**Supplied material:**
[Start]

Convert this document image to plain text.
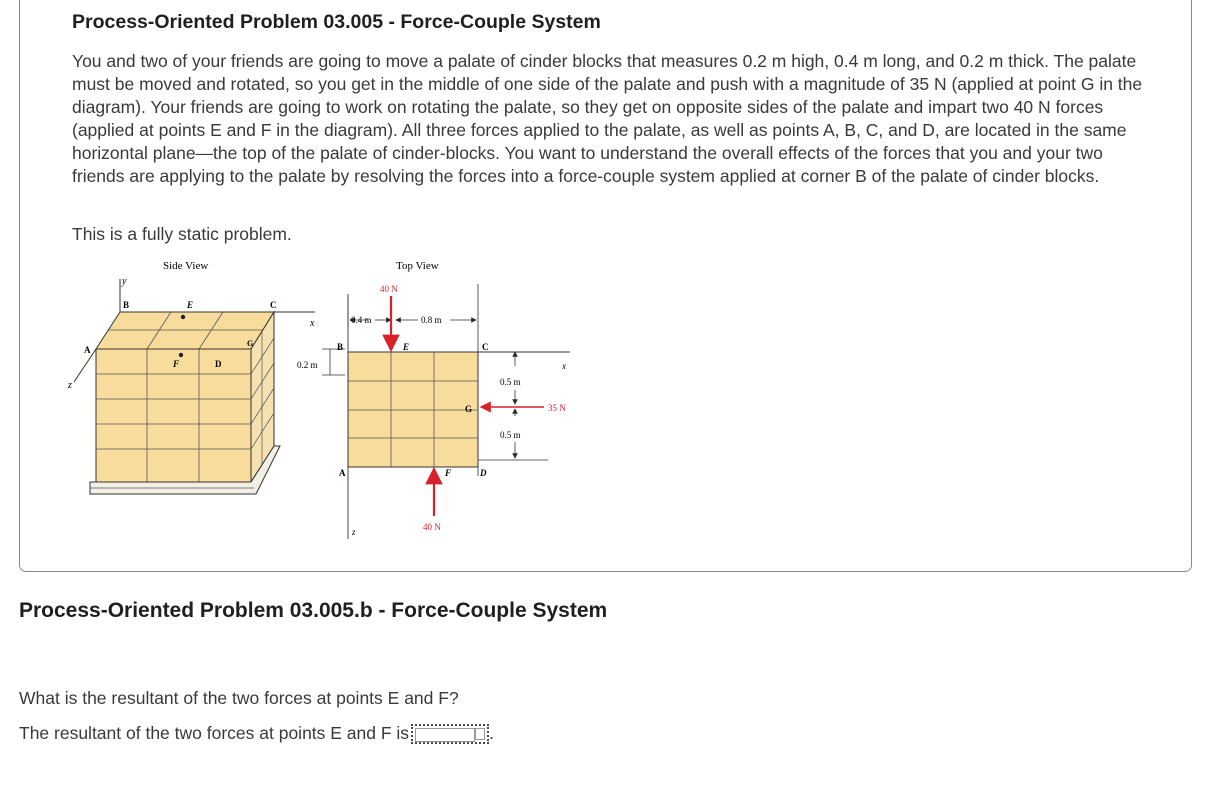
Process-Oriented Problem 03.005 - Force-Couple System
You and two of your friends are going to move a palate of cinder blocks that measures 0.2 m high, 0.4 m long, and 0.2 m thick. The palate must be moved and rotated, so you get in the middle of one side of the palate and push with a magnitude of 35 N (applied at point G in the diagram). Your friends are going to work on rotating the palate, so they get on opposite sides of the palate and impart two 40 N forces (applied at points E and F in the diagram). All three forces applied to the palate, as well as points A, B, C, and D, are located in the same horizontal plane—the top of the palate of cinder-blocks. You want to understand the overall effects of the forces that you and your two friends are applying to the palate by resolving the forces into a force-couple system applied at corner B of the palate of cinder blocks.
This is a fully static problem.
Side View
y
x
z
B	E	C
A
F	D
G
0.2 m
Top View
x
z
0.5 m
0.5 m
0.4 m	0.8 m
40 N
E
40 N
F
35 N
G
B	C
A	D
Process-Oriented Problem 03.005.b - Force-Couple System
What is the resultant of the two forces at points E and F?
The resultant of the two forces at points E and F is	.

[End]

**Task brief:** From the listing, extract all text exactly as given and drop any picture.

**Response below:**
Convert this document image to plain text.
Process-Oriented Problem 03.005 - Force-Couple System
You and two of your friends are going to move a palate of cinder blocks that measures 0.2 m high, 0.4 m long, and 0.2 m thick. The palate must be moved and rotated, so you get in the middle of one side of the palate and push with a magnitude of 35 N (applied at point G in the diagram). Your friends are going to work on rotating the palate, so they get on opposite sides of the palate and impart two 40 N forces (applied at points E and F in the diagram). All three forces applied to the palate, as well as points A, B, C, and D, are located in the same horizontal plane—the top of the palate of cinder-blocks. You want to understand the overall effects of the forces that you and your two friends are applying to the palate by resolving the forces into a force-couple system applied at corner B of the palate of cinder blocks.
This is a fully static problem.
Side View
y
x
z
B	E	C
A
F	D
G
0.2 m
Top View
x
z
0.5 m
0.5 m
0.4 m	0.8 m
40 N
E
40 N
F
35 N
G
B	C
A	D
Process-Oriented Problem 03.005.b - Force-Couple System
What is the resultant of the two forces at points E and F?
The resultant of the two forces at points E and F is	.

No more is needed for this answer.